------ Material for the task

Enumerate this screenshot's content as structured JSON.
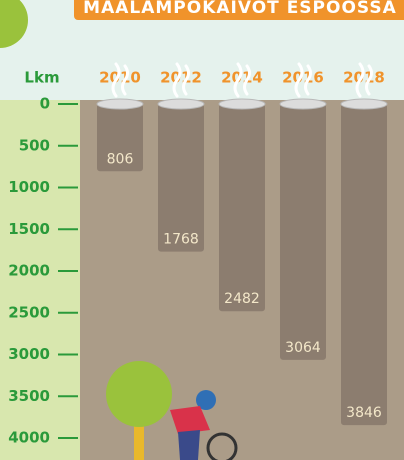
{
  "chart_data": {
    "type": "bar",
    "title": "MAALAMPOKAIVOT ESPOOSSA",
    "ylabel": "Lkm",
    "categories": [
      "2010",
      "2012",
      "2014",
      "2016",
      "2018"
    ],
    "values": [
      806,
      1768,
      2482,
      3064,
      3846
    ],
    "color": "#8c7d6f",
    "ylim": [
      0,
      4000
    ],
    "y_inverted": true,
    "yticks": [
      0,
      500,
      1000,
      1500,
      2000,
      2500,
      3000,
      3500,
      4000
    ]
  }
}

------------

#### [Given instruction]
Pictures stay out; repeat all the rest of the records exactly.

#### [Solved problem]
Enumerate this screenshot's content as structured JSON.
{
  "chart_data": {
    "type": "bar",
    "title": "MAALAMPOKAIVOT ESPOOSSA",
    "ylabel": "Lkm",
    "categories": [
      "2010",
      "2012",
      "2014",
      "2016",
      "2018"
    ],
    "values": [
      806,
      1768,
      2482,
      3064,
      3846
    ],
    "color": "#8c7d6f",
    "ylim": [
      0,
      4000
    ],
    "y_inverted": true,
    "yticks": [
      0,
      500,
      1000,
      1500,
      2000,
      2500,
      3000,
      3500,
      4000
    ]
  }
}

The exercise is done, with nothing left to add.